Data shown:
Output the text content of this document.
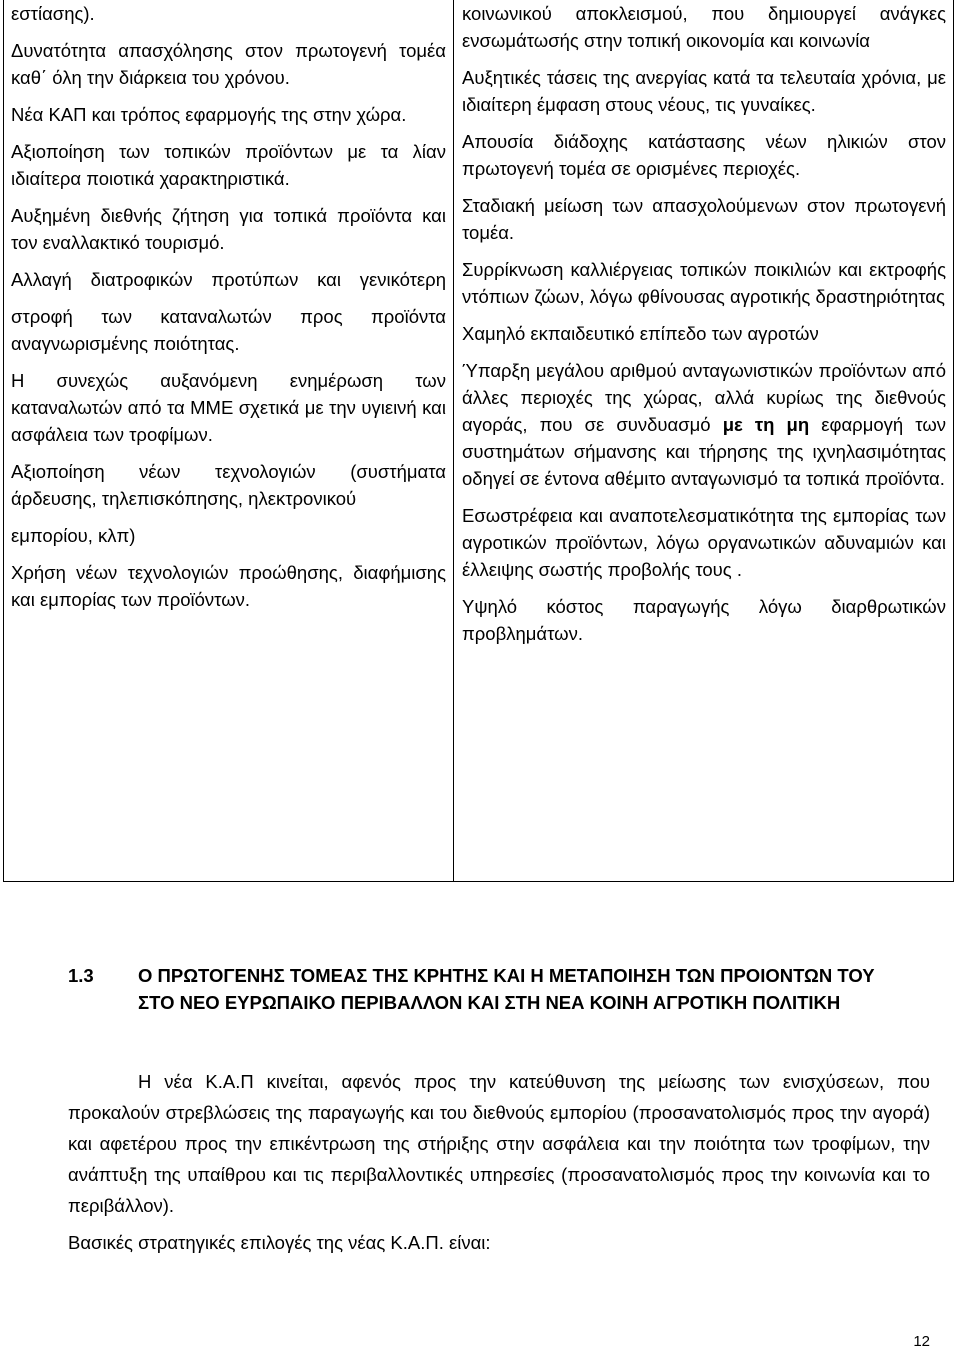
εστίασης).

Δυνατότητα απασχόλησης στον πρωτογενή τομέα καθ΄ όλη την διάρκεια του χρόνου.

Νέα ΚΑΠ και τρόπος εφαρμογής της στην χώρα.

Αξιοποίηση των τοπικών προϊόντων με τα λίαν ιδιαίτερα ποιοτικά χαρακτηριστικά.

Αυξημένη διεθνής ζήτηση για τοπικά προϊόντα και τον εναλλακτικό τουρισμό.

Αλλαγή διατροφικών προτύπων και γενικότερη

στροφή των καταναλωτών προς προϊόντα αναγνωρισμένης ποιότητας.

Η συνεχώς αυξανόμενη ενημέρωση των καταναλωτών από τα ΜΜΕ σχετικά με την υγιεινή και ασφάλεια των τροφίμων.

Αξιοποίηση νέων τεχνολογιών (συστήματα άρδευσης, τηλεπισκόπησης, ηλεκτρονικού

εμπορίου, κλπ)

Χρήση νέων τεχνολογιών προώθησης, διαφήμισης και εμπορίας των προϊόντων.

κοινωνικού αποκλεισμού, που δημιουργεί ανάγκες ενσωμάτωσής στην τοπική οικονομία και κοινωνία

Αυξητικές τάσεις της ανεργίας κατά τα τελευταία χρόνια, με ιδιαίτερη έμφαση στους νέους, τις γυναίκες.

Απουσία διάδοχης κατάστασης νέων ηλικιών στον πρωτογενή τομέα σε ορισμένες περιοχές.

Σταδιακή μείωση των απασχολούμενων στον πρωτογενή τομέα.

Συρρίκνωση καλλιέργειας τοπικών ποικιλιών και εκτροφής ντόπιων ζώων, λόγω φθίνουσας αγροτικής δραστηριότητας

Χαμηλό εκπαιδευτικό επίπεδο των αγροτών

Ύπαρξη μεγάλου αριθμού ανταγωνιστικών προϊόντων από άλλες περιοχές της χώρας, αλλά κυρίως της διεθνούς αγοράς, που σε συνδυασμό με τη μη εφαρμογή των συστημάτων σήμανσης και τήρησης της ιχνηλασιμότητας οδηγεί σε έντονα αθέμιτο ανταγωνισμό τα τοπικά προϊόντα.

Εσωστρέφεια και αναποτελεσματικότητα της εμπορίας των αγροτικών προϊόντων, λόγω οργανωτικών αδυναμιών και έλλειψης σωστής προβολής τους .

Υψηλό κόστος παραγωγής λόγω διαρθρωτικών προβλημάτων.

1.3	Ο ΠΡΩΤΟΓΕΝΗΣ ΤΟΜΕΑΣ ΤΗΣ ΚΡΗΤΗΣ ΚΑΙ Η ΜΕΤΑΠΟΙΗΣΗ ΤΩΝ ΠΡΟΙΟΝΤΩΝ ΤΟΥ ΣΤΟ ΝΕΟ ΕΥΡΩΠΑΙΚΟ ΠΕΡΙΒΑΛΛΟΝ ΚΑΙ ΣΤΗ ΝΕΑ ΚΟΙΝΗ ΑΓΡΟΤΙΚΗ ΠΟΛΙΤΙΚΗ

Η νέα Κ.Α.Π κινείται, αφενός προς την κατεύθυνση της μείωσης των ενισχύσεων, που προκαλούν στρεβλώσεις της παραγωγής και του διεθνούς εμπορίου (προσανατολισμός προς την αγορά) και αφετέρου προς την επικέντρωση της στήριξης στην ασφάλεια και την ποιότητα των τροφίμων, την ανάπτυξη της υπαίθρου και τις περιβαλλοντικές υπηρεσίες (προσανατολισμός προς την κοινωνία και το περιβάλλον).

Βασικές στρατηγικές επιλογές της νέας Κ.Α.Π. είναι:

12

---

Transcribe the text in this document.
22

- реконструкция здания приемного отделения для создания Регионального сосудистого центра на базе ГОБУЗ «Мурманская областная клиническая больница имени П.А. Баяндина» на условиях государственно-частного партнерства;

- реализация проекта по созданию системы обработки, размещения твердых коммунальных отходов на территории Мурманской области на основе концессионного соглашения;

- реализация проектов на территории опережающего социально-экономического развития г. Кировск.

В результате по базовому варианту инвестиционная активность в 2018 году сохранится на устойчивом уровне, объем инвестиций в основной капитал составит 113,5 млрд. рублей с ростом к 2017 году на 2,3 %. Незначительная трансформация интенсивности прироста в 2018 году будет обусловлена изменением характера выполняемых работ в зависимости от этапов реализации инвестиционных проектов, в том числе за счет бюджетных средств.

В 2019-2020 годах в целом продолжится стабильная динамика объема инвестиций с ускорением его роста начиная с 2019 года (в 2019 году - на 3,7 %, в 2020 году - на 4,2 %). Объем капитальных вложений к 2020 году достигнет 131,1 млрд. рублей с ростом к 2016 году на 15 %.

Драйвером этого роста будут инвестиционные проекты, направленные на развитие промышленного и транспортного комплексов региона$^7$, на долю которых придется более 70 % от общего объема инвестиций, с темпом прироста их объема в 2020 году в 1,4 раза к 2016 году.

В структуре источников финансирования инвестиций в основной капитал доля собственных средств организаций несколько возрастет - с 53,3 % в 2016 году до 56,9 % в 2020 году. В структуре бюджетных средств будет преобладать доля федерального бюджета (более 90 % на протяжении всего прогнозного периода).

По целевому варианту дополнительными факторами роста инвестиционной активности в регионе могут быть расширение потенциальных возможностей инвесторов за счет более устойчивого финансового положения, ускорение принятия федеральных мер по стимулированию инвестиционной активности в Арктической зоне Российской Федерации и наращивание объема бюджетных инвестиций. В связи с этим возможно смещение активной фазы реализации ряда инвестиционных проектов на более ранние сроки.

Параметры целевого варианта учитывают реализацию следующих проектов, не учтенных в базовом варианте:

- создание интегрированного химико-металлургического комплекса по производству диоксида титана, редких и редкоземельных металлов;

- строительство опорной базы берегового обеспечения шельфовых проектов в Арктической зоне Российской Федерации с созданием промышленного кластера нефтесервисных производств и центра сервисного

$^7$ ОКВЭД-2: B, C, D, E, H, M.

What this task involves: Look through the data above. Each line containing the word "text" needs to be copied.

Solution for this problem:
Output the text content of this document.
Transcribe the text in this document.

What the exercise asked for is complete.